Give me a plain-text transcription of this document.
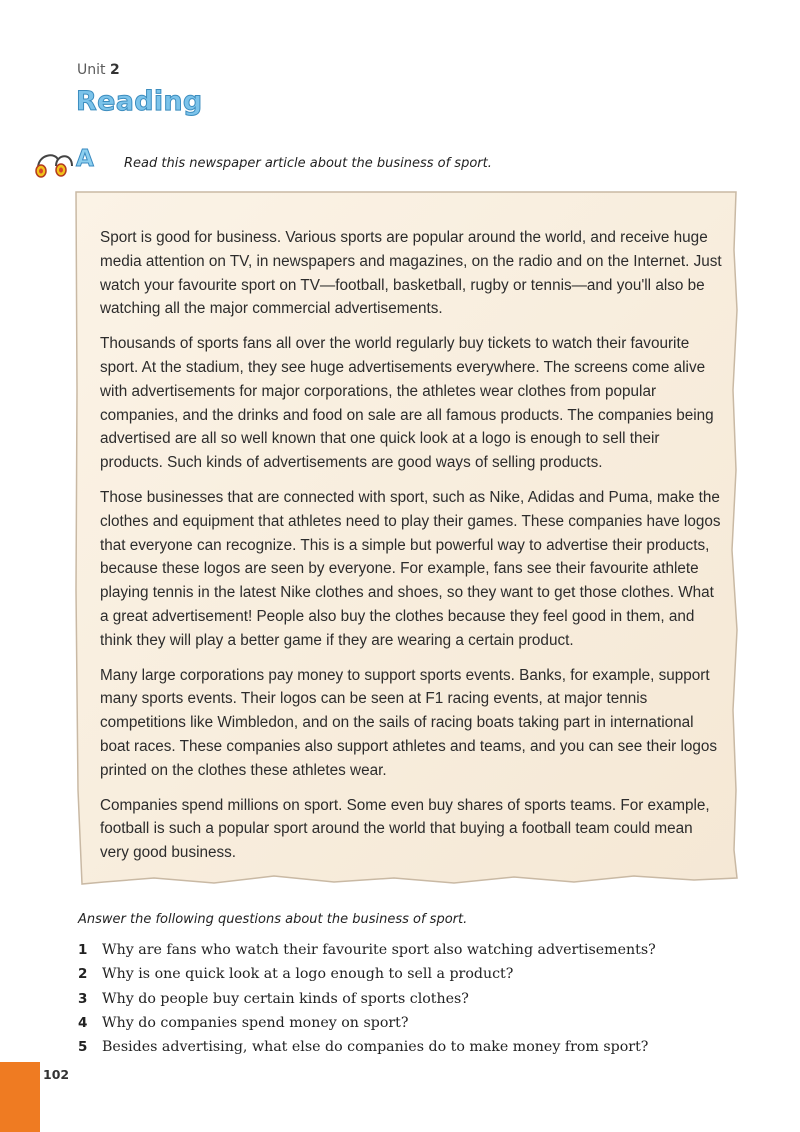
Unit 2
Reading
A	Read this newspaper article about the business of sport.

Sport is good for business. Various sports are popular around the world, and receive huge media attention on TV, in newspapers and magazines, on the radio and on the Internet. Just watch your favourite sport on TV—football, basketball, rugby or tennis—and you'll also be watching all the major commercial advertisements.

Thousands of sports fans all over the world regularly buy tickets to watch their favourite sport. At the stadium, they see huge advertisements everywhere. The screens come alive with advertisements for major corporations, the athletes wear clothes from popular companies, and the drinks and food on sale are all famous products. The companies being advertised are all so well known that one quick look at a logo is enough to sell their products. Such kinds of advertisements are good ways of selling products.

Those businesses that are connected with sport, such as Nike, Adidas and Puma, make the clothes and equipment that athletes need to play their games. These companies have logos that everyone can recognize. This is a simple but powerful way to advertise their products, because these logos are seen by everyone. For example, fans see their favourite athlete playing tennis in the latest Nike clothes and shoes, so they want to get those clothes. What a great advertisement! People also buy the clothes because they feel good in them, and think they will play a better game if they are wearing a certain product.

Many large corporations pay money to support sports events. Banks, for example, support many sports events. Their logos can be seen at F1 racing events, at major tennis competitions like Wimbledon, and on the sails of racing boats taking part in international boat races. These companies also support athletes and teams, and you can see their logos printed on the clothes these athletes wear.

Companies spend millions on sport. Some even buy shares of sports teams. For example, football is such a popular sport around the world that buying a football team could mean very good business.

Answer the following questions about the business of sport.
1 Why are fans who watch their favourite sport also watching advertisements?
2 Why is one quick look at a logo enough to sell a product?
3 Why do people buy certain kinds of sports clothes?
4 Why do companies spend money on sport?
5 Besides advertising, what else do companies do to make money from sport?
102
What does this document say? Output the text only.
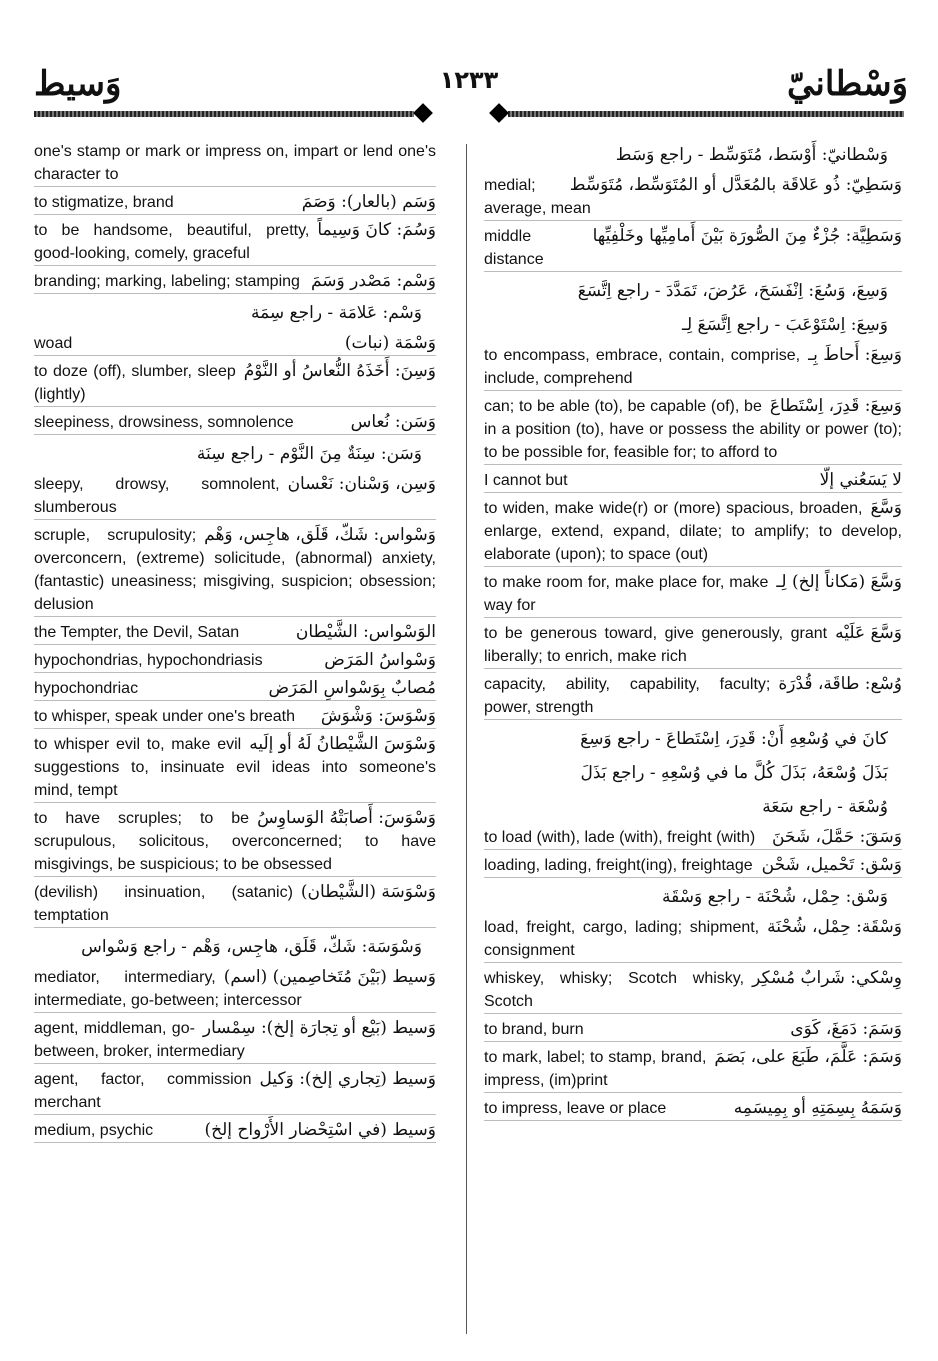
وَسيط	١٢٣٣	وَسْطانيّ
one's stamp or mark or impress on, impart or lend one's character to
وَسَم (بالعار): وَصَمَ
to stigmatize, brand
وَسُمَ: كانَ وَسِيماً
to be handsome, beautiful, pretty, good-looking, comely, graceful
وَسْم: مَصْدر وَسَمَ
branding; marking, labeling; stamping
وَسْم: عَلامَة - راجع سِمَة
وَسْمَة (نبات)
woad
وَسِنَ: أَخَذَهُ النُّعاسُ أو النَّوْمُ
to doze (off), slumber, sleep (lightly)
وَسَن: نُعاس
sleepiness, drowsiness, somnolence
وَسَن: سِنَةٌ مِنَ النَّوْم - راجع سِنَة
وَسِن، وَسْنان: نَعْسان
sleepy, drowsy, somnolent, slumberous
وَسْواس: شَكّ، قَلَق، هاجِس، وَهْم
scruple, scrupulosity; overconcern, (extreme) solicitude, (abnormal) anxiety, (fantastic) uneasiness; misgiving, suspicion; obsession; delusion
الوَسْواس: الشَّيْطان
the Tempter, the Devil, Satan
وَسْواسُ المَرَض
hypochondrias, hypochondriasis
مُصابٌ بِوَسْواسِ المَرَض
hypochondriac
وَسْوَسَ: وَشْوَشَ
to whisper, speak under one's breath
وَسْوَسَ الشَّيْطانُ لَهُ أو إلَيه
to whisper evil to, make evil suggestions to, insinuate evil ideas into someone's mind, tempt
وَسْوَسَ: أَصابَتْهُ الوَساوِسُ
to have scruples; to be scrupulous, solicitous, overconcerned; to have misgivings, be suspicious; to be obsessed
وَسْوَسَة (الشَّيْطان)
(devilish) insinuation, (satanic) temptation
وَسْوَسَة: شَكّ، قَلَق، هاجِس، وَهْم - راجع وَسْواس
وَسيط (بَيْنَ مُتَخاصِمين) (اسم)
mediator, intermediary, intermediate, go-between; intercessor
وَسيط (بَيْع أو تِجارَة إلخ): سِمْسار
agent, middleman, go-between, broker, intermediary
وَسيط (تِجاري إلخ): وَكيل
agent, factor, commission merchant
وَسيط (في اسْتِحْضار الأَرْواح إلخ)
medium, psychic
وَسْطانيّ: أَوْسَط، مُتَوَسِّط - راجع وَسَط
وَسَطِيّ: ذُو عَلاقَة بالمُعَدَّل أو المُتَوَسِّط، مُتَوَسِّط
medial; average, mean
وَسَطِيَّة: جُزْءٌ مِنَ الصُّورَة بَيْنَ أَمامِيِّها وخَلْفِيِّها
middle distance
وَسِعَ، وَسُعَ: اِنْفَسَحَ، عَرُضَ، تَمَدَّدَ - راجع اِتَّسَعَ
وَسِعَ: اِسْتَوْعَبَ - راجع اِتَّسَعَ لِـ
وَسِعَ: أَحاطَ بِـ
to encompass, embrace, contain, comprise, include, comprehend
وَسِعَ: قَدِرَ، اِسْتَطاعَ
can; to be able (to), be capable (of), be in a position (to), have or possess the ability or power (to); to be possible for, feasible for; to afford to
لا يَسَعُني إلّا
I cannot but
وَسَّعَ
to widen, make wide(r) or (more) spacious, broaden, enlarge, extend, expand, dilate; to amplify; to develop, elaborate (upon); to space (out)
وَسَّعَ (مَكاناً إلخ) لِـ
to make room for, make place for, make way for
وَسَّعَ عَلَيْه
to be generous toward, give generously, grant liberally; to enrich, make rich
وُسْع: طاقَة، قُدْرَة
capacity, ability, capability, faculty; power, strength
كانَ في وُسْعِهِ أَنْ: قَدِرَ، اِسْتَطاعَ - راجع وَسِعَ
بَذَلَ وُسْعَهُ، بَذَلَ كُلَّ ما في وُسْعِهِ - راجع بَذَلَ
وُسْعَة - راجع سَعَة
وَسَقَ: حَمَّلَ، شَحَنَ
to load (with), lade (with), freight (with)
وَسْق: تَحْميل، شَحْن
loading, lading, freight(ing), freightage
وَسْق: حِمْل، شُحْنَة - راجع وَسْقَة
وَسْقَة: حِمْل، شُحْنَة
load, freight, cargo, lading; shipment, consignment
وِسْكي: شَرابٌ مُسْكِر
whiskey, whisky; Scotch whisky, Scotch
وَسَمَ: دَمَغَ، كَوَى
to brand, burn
وَسَمَ: عَلَّمَ، طَبَعَ على، بَصَمَ
to mark, label; to stamp, brand, impress, (im)print
وَسَمَهُ بِسِمَتِهِ أو بِمِيسَمِه
to impress, leave or place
══════
Output the data exactly. Pictures don't belong in the result.

— Full output —
Give me a plain-text transcription of this document.
Unit 2
Reading
A	Read this newspaper article about the business of sport.

Sport is good for business. Various sports are popular around the world, and receive huge media attention on TV, in newspapers and magazines, on the radio and on the Internet. Just watch your favourite sport on TV—football, basketball, rugby or tennis—and you'll also be watching all the major commercial advertisements.

Thousands of sports fans all over the world regularly buy tickets to watch their favourite sport. At the stadium, they see huge advertisements everywhere. The screens come alive with advertisements for major corporations, the athletes wear clothes from popular companies, and the drinks and food on sale are all famous products. The companies being advertised are all so well known that one quick look at a logo is enough to sell their products. Such kinds of advertisements are good ways of selling products.

Those businesses that are connected with sport, such as Nike, Adidas and Puma, make the clothes and equipment that athletes need to play their games. These companies have logos that everyone can recognize. This is a simple but powerful way to advertise their products, because these logos are seen by everyone. For example, fans see their favourite athlete playing tennis in the latest Nike clothes and shoes, so they want to get those clothes. What a great advertisement! People also buy the clothes because they feel good in them, and think they will play a better game if they are wearing a certain product.

Many large corporations pay money to support sports events. Banks, for example, support many sports events. Their logos can be seen at F1 racing events, at major tennis competitions like Wimbledon, and on the sails of racing boats taking part in international boat races. These companies also support athletes and teams, and you can see their logos printed on the clothes these athletes wear.

Companies spend millions on sport. Some even buy shares of sports teams. For example, football is such a popular sport around the world that buying a football team could mean very good business.

Answer the following questions about the business of sport.
1 Why are fans who watch their favourite sport also watching advertisements?
2 Why is one quick look at a logo enough to sell a product?
3 Why do people buy certain kinds of sports clothes?
4 Why do companies spend money on sport?
5 Besides advertising, what else do companies do to make money from sport?
102
What does this document say? Output the text only.
وَسيط	١٢٣٣	وَسْطانيّ
one's stamp or mark or impress on, impart or lend one's character to
وَسَم (بالعار): وَصَمَ
to stigmatize, brand
وَسُمَ: كانَ وَسِيماً
to be handsome, beautiful, pretty, good-looking, comely, graceful
وَسْم: مَصْدر وَسَمَ
branding; marking, labeling; stamping
وَسْم: عَلامَة - راجع سِمَة
وَسْمَة (نبات)
woad
وَسِنَ: أَخَذَهُ النُّعاسُ أو النَّوْمُ
to doze (off), slumber, sleep (lightly)
وَسَن: نُعاس
sleepiness, drowsiness, somnolence
وَسَن: سِنَةٌ مِنَ النَّوْم - راجع سِنَة
وَسِن، وَسْنان: نَعْسان
sleepy, drowsy, somnolent, slumberous
وَسْواس: شَكّ، قَلَق، هاجِس، وَهْم
scruple, scrupulosity; overconcern, (extreme) solicitude, (abnormal) anxiety, (fantastic) uneasiness; misgiving, suspicion; obsession; delusion
الوَسْواس: الشَّيْطان
the Tempter, the Devil, Satan
وَسْواسُ المَرَض
hypochondrias, hypochondriasis
مُصابٌ بِوَسْواسِ المَرَض
hypochondriac
وَسْوَسَ: وَشْوَشَ
to whisper, speak under one's breath
وَسْوَسَ الشَّيْطانُ لَهُ أو إلَيه
to whisper evil to, make evil suggestions to, insinuate evil ideas into someone's mind, tempt
وَسْوَسَ: أَصابَتْهُ الوَساوِسُ
to have scruples; to be scrupulous, solicitous, overconcerned; to have misgivings, be suspicious; to be obsessed
وَسْوَسَة (الشَّيْطان)
(devilish) insinuation, (satanic) temptation
وَسْوَسَة: شَكّ، قَلَق، هاجِس، وَهْم - راجع وَسْواس
وَسيط (بَيْنَ مُتَخاصِمين) (اسم)
mediator, intermediary, intermediate, go-between; intercessor
وَسيط (بَيْع أو تِجارَة إلخ): سِمْسار
agent, middleman, go-between, broker, intermediary
وَسيط (تِجاري إلخ): وَكيل
agent, factor, commission merchant
وَسيط (في اسْتِحْضار الأَرْواح إلخ)
medium, psychic
وَسْطانيّ: أَوْسَط، مُتَوَسِّط - راجع وَسَط
وَسَطِيّ: ذُو عَلاقَة بالمُعَدَّل أو المُتَوَسِّط، مُتَوَسِّط
medial; average, mean
وَسَطِيَّة: جُزْءٌ مِنَ الصُّورَة بَيْنَ أَمامِيِّها وخَلْفِيِّها
middle distance
وَسِعَ، وَسُعَ: اِنْفَسَحَ، عَرُضَ، تَمَدَّدَ - راجع اِتَّسَعَ
وَسِعَ: اِسْتَوْعَبَ - راجع اِتَّسَعَ لِـ
وَسِعَ: أَحاطَ بِـ
to encompass, embrace, contain, comprise, include, comprehend
وَسِعَ: قَدِرَ، اِسْتَطاعَ
can; to be able (to), be capable (of), be in a position (to), have or possess the ability or power (to); to be possible for, feasible for; to afford to
لا يَسَعُني إلّا
I cannot but
وَسَّعَ
to widen, make wide(r) or (more) spacious, broaden, enlarge, extend, expand, dilate; to amplify; to develop, elaborate (upon); to space (out)
وَسَّعَ (مَكاناً إلخ) لِـ
to make room for, make place for, make way for
وَسَّعَ عَلَيْه
to be generous toward, give generously, grant liberally; to enrich, make rich
وُسْع: طاقَة، قُدْرَة
capacity, ability, capability, faculty; power, strength
كانَ في وُسْعِهِ أَنْ: قَدِرَ، اِسْتَطاعَ - راجع وَسِعَ
بَذَلَ وُسْعَهُ، بَذَلَ كُلَّ ما في وُسْعِهِ - راجع بَذَلَ
وُسْعَة - راجع سَعَة
وَسَقَ: حَمَّلَ، شَحَنَ
to load (with), lade (with), freight (with)
وَسْق: تَحْميل، شَحْن
loading, lading, freight(ing), freightage
وَسْق: حِمْل، شُحْنَة - راجع وَسْقَة
وَسْقَة: حِمْل، شُحْنَة
load, freight, cargo, lading; shipment, consignment
وِسْكي: شَرابٌ مُسْكِر
whiskey, whisky; Scotch whisky, Scotch
وَسَمَ: دَمَغَ، كَوَى
to brand, burn
وَسَمَ: عَلَّمَ، طَبَعَ على، بَصَمَ
to mark, label; to stamp, brand, impress, (im)print
وَسَمَهُ بِسِمَتِهِ أو بِمِيسَمِه
to impress, leave or place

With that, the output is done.